-- BEGIN Data provided --

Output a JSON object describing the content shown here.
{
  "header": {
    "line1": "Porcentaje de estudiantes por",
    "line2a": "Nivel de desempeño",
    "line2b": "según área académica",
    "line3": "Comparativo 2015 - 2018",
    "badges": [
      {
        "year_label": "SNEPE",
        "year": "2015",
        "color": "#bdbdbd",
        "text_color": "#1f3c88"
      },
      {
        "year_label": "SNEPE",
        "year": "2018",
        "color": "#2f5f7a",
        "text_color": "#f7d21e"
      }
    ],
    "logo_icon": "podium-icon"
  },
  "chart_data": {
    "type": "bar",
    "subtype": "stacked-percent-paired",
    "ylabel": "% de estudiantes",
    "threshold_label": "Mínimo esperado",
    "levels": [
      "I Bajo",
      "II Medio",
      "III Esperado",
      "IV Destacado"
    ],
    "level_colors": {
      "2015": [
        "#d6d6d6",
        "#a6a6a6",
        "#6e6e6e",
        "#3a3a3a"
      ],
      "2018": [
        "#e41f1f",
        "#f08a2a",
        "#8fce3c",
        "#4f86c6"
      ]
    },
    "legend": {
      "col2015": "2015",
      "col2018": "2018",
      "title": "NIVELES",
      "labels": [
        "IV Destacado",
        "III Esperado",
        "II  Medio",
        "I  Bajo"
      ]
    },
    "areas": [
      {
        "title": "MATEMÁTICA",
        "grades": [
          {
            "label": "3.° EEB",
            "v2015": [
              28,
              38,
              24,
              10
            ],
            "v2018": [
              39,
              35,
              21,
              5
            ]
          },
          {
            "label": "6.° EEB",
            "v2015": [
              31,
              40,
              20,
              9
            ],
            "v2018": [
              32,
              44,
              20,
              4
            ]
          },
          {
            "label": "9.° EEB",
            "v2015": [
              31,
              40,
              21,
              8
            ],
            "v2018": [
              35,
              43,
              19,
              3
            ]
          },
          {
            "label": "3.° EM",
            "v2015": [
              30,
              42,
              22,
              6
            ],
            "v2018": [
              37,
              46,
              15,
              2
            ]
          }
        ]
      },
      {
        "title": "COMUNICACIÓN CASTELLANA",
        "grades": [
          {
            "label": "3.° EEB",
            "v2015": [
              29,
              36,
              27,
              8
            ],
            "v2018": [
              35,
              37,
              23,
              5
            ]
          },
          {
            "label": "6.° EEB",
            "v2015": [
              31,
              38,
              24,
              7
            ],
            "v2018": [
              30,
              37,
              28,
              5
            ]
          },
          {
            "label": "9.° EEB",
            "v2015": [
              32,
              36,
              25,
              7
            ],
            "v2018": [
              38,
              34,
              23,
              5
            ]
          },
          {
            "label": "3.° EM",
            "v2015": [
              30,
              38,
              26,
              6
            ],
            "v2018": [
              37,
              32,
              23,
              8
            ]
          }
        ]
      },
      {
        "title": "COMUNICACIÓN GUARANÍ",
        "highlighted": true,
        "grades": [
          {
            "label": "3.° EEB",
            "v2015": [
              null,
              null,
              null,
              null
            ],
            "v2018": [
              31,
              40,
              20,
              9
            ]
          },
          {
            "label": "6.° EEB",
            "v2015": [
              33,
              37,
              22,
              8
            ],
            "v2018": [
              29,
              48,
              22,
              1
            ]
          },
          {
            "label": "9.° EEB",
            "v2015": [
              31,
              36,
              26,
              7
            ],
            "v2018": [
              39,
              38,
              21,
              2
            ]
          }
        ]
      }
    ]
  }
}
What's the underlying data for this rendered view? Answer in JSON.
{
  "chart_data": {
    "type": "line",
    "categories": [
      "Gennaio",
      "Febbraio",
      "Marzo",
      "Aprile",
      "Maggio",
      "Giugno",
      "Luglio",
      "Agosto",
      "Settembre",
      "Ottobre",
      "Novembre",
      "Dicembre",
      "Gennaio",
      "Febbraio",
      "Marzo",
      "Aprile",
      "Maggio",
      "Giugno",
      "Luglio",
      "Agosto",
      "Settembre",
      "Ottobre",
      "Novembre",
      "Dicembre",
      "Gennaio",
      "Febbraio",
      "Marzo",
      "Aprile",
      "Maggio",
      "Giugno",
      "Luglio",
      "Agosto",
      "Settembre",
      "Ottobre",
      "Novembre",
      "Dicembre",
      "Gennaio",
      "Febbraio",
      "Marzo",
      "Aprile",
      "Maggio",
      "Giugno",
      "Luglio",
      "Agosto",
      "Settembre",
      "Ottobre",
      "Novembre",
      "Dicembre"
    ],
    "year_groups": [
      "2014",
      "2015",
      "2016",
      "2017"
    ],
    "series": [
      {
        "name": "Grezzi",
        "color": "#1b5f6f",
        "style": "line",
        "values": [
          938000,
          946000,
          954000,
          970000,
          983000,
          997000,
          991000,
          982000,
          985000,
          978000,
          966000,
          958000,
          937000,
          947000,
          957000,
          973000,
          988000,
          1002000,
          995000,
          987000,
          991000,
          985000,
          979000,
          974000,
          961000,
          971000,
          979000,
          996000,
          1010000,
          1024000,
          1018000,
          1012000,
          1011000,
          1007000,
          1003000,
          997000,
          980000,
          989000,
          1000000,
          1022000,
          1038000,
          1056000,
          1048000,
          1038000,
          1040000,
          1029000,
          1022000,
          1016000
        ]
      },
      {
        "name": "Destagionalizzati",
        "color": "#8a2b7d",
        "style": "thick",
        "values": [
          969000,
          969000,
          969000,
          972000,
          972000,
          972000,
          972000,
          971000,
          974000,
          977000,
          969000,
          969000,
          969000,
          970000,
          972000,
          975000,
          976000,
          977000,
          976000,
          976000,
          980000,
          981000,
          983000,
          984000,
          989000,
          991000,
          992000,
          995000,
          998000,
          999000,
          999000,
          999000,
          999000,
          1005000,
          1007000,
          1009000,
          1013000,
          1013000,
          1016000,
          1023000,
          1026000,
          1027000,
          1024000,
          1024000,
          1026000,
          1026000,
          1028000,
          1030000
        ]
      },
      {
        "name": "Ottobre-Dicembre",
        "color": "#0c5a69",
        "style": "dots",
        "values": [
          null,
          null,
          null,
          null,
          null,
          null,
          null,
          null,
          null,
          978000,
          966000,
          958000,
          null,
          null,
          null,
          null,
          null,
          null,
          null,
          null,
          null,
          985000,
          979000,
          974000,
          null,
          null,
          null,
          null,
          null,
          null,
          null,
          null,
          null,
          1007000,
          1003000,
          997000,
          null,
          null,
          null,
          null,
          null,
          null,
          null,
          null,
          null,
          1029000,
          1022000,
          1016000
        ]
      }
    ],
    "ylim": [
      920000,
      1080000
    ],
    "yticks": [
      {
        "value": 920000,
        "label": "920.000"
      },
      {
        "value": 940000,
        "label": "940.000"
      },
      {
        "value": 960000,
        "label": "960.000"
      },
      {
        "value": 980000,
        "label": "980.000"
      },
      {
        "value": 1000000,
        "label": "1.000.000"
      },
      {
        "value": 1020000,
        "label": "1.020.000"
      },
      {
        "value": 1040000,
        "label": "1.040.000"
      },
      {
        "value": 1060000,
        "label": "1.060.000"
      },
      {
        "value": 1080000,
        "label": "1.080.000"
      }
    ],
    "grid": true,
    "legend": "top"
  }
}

-- END Data provided --

■ **Stated problem**:
Every line above needs to be retyped exactly.

■ **Completed exercise**:
Output a JSON object describing the content shown here.
{
  "header": {
    "line1": "Porcentaje de estudiantes por",
    "line2a": "Nivel de desempeño",
    "line2b": "según área académica",
    "line3": "Comparativo 2015 - 2018",
    "badges": [
      {
        "year_label": "SNEPE",
        "year": "2015",
        "color": "#bdbdbd",
        "text_color": "#1f3c88"
      },
      {
        "year_label": "SNEPE",
        "year": "2018",
        "color": "#2f5f7a",
        "text_color": "#f7d21e"
      }
    ],
    "logo_icon": "podium-icon"
  },
  "chart_data": {
    "type": "bar",
    "subtype": "stacked-percent-paired",
    "ylabel": "% de estudiantes",
    "threshold_label": "Mínimo esperado",
    "levels": [
      "I Bajo",
      "II Medio",
      "III Esperado",
      "IV Destacado"
    ],
    "level_colors": {
      "2015": [
        "#d6d6d6",
        "#a6a6a6",
        "#6e6e6e",
        "#3a3a3a"
      ],
      "2018": [
        "#e41f1f",
        "#f08a2a",
        "#8fce3c",
        "#4f86c6"
      ]
    },
    "legend": {
      "col2015": "2015",
      "col2018": "2018",
      "title": "NIVELES",
      "labels": [
        "IV Destacado",
        "III Esperado",
        "II  Medio",
        "I  Bajo"
      ]
    },
    "areas": [
      {
        "title": "MATEMÁTICA",
        "grades": [
          {
            "label": "3.° EEB",
            "v2015": [
              28,
              38,
              24,
              10
            ],
            "v2018": [
              39,
              35,
              21,
              5
            ]
          },
          {
            "label": "6.° EEB",
            "v2015": [
              31,
              40,
              20,
              9
            ],
            "v2018": [
              32,
              44,
              20,
              4
            ]
          },
          {
            "label": "9.° EEB",
            "v2015": [
              31,
              40,
              21,
              8
            ],
            "v2018": [
              35,
              43,
              19,
              3
            ]
          },
          {
            "label": "3.° EM",
            "v2015": [
              30,
              42,
              22,
              6
            ],
            "v2018": [
              37,
              46,
              15,
              2
            ]
          }
        ]
      },
      {
        "title": "COMUNICACIÓN CASTELLANA",
        "grades": [
          {
            "label": "3.° EEB",
            "v2015": [
              29,
              36,
              27,
              8
            ],
            "v2018": [
              35,
              37,
              23,
              5
            ]
          },
          {
            "label": "6.° EEB",
            "v2015": [
              31,
              38,
              24,
              7
            ],
            "v2018": [
              30,
              37,
              28,
              5
            ]
          },
          {
            "label": "9.° EEB",
            "v2015": [
              32,
              36,
              25,
              7
            ],
            "v2018": [
              38,
              34,
              23,
              5
            ]
          },
          {
            "label": "3.° EM",
            "v2015": [
              30,
              38,
              26,
              6
            ],
            "v2018": [
              37,
              32,
              23,
              8
            ]
          }
        ]
      },
      {
        "title": "COMUNICACIÓN GUARANÍ",
        "highlighted": true,
        "grades": [
          {
            "label": "3.° EEB",
            "v2015": [
              null,
              null,
              null,
              null
            ],
            "v2018": [
              31,
              40,
              20,
              9
            ]
          },
          {
            "label": "6.° EEB",
            "v2015": [
              33,
              37,
              22,
              8
            ],
            "v2018": [
              29,
              48,
              22,
              1
            ]
          },
          {
            "label": "9.° EEB",
            "v2015": [
              31,
              36,
              26,
              7
            ],
            "v2018": [
              39,
              38,
              21,
              2
            ]
          }
        ]
      }
    ]
  }
}
What's the underlying data for this rendered view? Answer in JSON.
{
  "chart_data": {
    "type": "line",
    "categories": [
      "Gennaio",
      "Febbraio",
      "Marzo",
      "Aprile",
      "Maggio",
      "Giugno",
      "Luglio",
      "Agosto",
      "Settembre",
      "Ottobre",
      "Novembre",
      "Dicembre",
      "Gennaio",
      "Febbraio",
      "Marzo",
      "Aprile",
      "Maggio",
      "Giugno",
      "Luglio",
      "Agosto",
      "Settembre",
      "Ottobre",
      "Novembre",
      "Dicembre",
      "Gennaio",
      "Febbraio",
      "Marzo",
      "Aprile",
      "Maggio",
      "Giugno",
      "Luglio",
      "Agosto",
      "Settembre",
      "Ottobre",
      "Novembre",
      "Dicembre",
      "Gennaio",
      "Febbraio",
      "Marzo",
      "Aprile",
      "Maggio",
      "Giugno",
      "Luglio",
      "Agosto",
      "Settembre",
      "Ottobre",
      "Novembre",
      "Dicembre"
    ],
    "year_groups": [
      "2014",
      "2015",
      "2016",
      "2017"
    ],
    "series": [
      {
        "name": "Grezzi",
        "color": "#1b5f6f",
        "style": "line",
        "values": [
          938000,
          946000,
          954000,
          970000,
          983000,
          997000,
          991000,
          982000,
          985000,
          978000,
          966000,
          958000,
          937000,
          947000,
          957000,
          973000,
          988000,
          1002000,
          995000,
          987000,
          991000,
          985000,
          979000,
          974000,
          961000,
          971000,
          979000,
          996000,
          1010000,
          1024000,
          1018000,
          1012000,
          1011000,
          1007000,
          1003000,
          997000,
          980000,
          989000,
          1000000,
          1022000,
          1038000,
          1056000,
          1048000,
          1038000,
          1040000,
          1029000,
          1022000,
          1016000
        ]
      },
      {
        "name": "Destagionalizzati",
        "color": "#8a2b7d",
        "style": "thick",
        "values": [
          969000,
          969000,
          969000,
          972000,
          972000,
          972000,
          972000,
          971000,
          974000,
          977000,
          969000,
          969000,
          969000,
          970000,
          972000,
          975000,
          976000,
          977000,
          976000,
          976000,
          980000,
          981000,
          983000,
          984000,
          989000,
          991000,
          992000,
          995000,
          998000,
          999000,
          999000,
          999000,
          999000,
          1005000,
          1007000,
          1009000,
          1013000,
          1013000,
          1016000,
          1023000,
          1026000,
          1027000,
          1024000,
          1024000,
          1026000,
          1026000,
          1028000,
          1030000
        ]
      },
      {
        "name": "Ottobre-Dicembre",
        "color": "#0c5a69",
        "style": "dots",
        "values": [
          null,
          null,
          null,
          null,
          null,
          null,
          null,
          null,
          null,
          978000,
          966000,
          958000,
          null,
          null,
          null,
          null,
          null,
          null,
          null,
          null,
          null,
          985000,
          979000,
          974000,
          null,
          null,
          null,
          null,
          null,
          null,
          null,
          null,
          null,
          1007000,
          1003000,
          997000,
          null,
          null,
          null,
          null,
          null,
          null,
          null,
          null,
          null,
          1029000,
          1022000,
          1016000
        ]
      }
    ],
    "ylim": [
      920000,
      1080000
    ],
    "yticks": [
      {
        "value": 920000,
        "label": "920.000"
      },
      {
        "value": 940000,
        "label": "940.000"
      },
      {
        "value": 960000,
        "label": "960.000"
      },
      {
        "value": 980000,
        "label": "980.000"
      },
      {
        "value": 1000000,
        "label": "1.000.000"
      },
      {
        "value": 1020000,
        "label": "1.020.000"
      },
      {
        "value": 1040000,
        "label": "1.040.000"
      },
      {
        "value": 1060000,
        "label": "1.060.000"
      },
      {
        "value": 1080000,
        "label": "1.080.000"
      }
    ],
    "grid": true,
    "legend": "top"
  }
}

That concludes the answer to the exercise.